(Data listing)
..............................

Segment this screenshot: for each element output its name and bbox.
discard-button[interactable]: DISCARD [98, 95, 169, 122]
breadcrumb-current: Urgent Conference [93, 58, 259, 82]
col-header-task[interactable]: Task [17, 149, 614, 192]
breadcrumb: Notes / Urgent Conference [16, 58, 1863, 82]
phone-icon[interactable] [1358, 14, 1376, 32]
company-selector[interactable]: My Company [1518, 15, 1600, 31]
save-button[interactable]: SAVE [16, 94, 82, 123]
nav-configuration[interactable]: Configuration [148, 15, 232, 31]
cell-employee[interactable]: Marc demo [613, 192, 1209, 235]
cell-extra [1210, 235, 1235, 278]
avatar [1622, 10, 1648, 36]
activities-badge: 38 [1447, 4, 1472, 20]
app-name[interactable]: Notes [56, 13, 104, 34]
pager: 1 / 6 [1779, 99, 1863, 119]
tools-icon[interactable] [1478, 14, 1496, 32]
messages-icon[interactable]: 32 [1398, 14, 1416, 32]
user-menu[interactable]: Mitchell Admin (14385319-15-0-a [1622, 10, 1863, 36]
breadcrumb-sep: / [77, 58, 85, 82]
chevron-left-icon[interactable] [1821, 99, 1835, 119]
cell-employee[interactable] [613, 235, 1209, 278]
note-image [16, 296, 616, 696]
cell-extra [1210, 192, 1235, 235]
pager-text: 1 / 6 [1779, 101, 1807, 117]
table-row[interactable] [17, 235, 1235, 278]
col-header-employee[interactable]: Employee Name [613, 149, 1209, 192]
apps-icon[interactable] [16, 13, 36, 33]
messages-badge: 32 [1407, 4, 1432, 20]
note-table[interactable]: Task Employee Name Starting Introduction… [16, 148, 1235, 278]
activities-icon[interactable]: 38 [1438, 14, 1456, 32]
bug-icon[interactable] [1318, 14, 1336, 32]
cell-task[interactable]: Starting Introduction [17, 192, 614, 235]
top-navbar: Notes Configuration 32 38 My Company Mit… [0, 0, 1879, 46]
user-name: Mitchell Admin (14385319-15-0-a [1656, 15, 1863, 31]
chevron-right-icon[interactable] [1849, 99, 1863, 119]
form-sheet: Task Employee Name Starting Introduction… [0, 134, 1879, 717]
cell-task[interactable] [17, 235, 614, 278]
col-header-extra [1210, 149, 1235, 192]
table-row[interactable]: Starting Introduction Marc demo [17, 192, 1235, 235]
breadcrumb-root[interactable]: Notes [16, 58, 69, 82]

..............................

▸ **WHAT YOU ARE ASKED TO DO**: Reproduce every line of the data listing above with no changes.

▸ **THE SOLUTION**:
Segment this screenshot: for each element output its name and bbox.
discard-button[interactable]: DISCARD [98, 95, 169, 122]
breadcrumb-current: Urgent Conference [93, 58, 259, 82]
col-header-task[interactable]: Task [17, 149, 614, 192]
breadcrumb: Notes / Urgent Conference [16, 58, 1863, 82]
phone-icon[interactable] [1358, 14, 1376, 32]
company-selector[interactable]: My Company [1518, 15, 1600, 31]
save-button[interactable]: SAVE [16, 94, 82, 123]
nav-configuration[interactable]: Configuration [148, 15, 232, 31]
cell-employee[interactable]: Marc demo [613, 192, 1209, 235]
cell-extra [1210, 235, 1235, 278]
avatar [1622, 10, 1648, 36]
activities-badge: 38 [1447, 4, 1472, 20]
app-name[interactable]: Notes [56, 13, 104, 34]
pager: 1 / 6 [1779, 99, 1863, 119]
tools-icon[interactable] [1478, 14, 1496, 32]
messages-icon[interactable]: 32 [1398, 14, 1416, 32]
user-menu[interactable]: Mitchell Admin (14385319-15-0-a [1622, 10, 1863, 36]
breadcrumb-sep: / [77, 58, 85, 82]
chevron-left-icon[interactable] [1821, 99, 1835, 119]
cell-employee[interactable] [613, 235, 1209, 278]
note-image [16, 296, 616, 696]
cell-extra [1210, 192, 1235, 235]
pager-text: 1 / 6 [1779, 101, 1807, 117]
table-row[interactable] [17, 235, 1235, 278]
col-header-employee[interactable]: Employee Name [613, 149, 1209, 192]
apps-icon[interactable] [16, 13, 36, 33]
messages-badge: 32 [1407, 4, 1432, 20]
note-table[interactable]: Task Employee Name Starting Introduction… [16, 148, 1235, 278]
activities-icon[interactable]: 38 [1438, 14, 1456, 32]
bug-icon[interactable] [1318, 14, 1336, 32]
cell-task[interactable]: Starting Introduction [17, 192, 614, 235]
top-navbar: Notes Configuration 32 38 My Company Mit… [0, 0, 1879, 46]
user-name: Mitchell Admin (14385319-15-0-a [1656, 15, 1863, 31]
chevron-right-icon[interactable] [1849, 99, 1863, 119]
form-sheet: Task Employee Name Starting Introduction… [0, 134, 1879, 717]
cell-task[interactable] [17, 235, 614, 278]
col-header-extra [1210, 149, 1235, 192]
table-row[interactable]: Starting Introduction Marc demo [17, 192, 1235, 235]
breadcrumb-root[interactable]: Notes [16, 58, 69, 82]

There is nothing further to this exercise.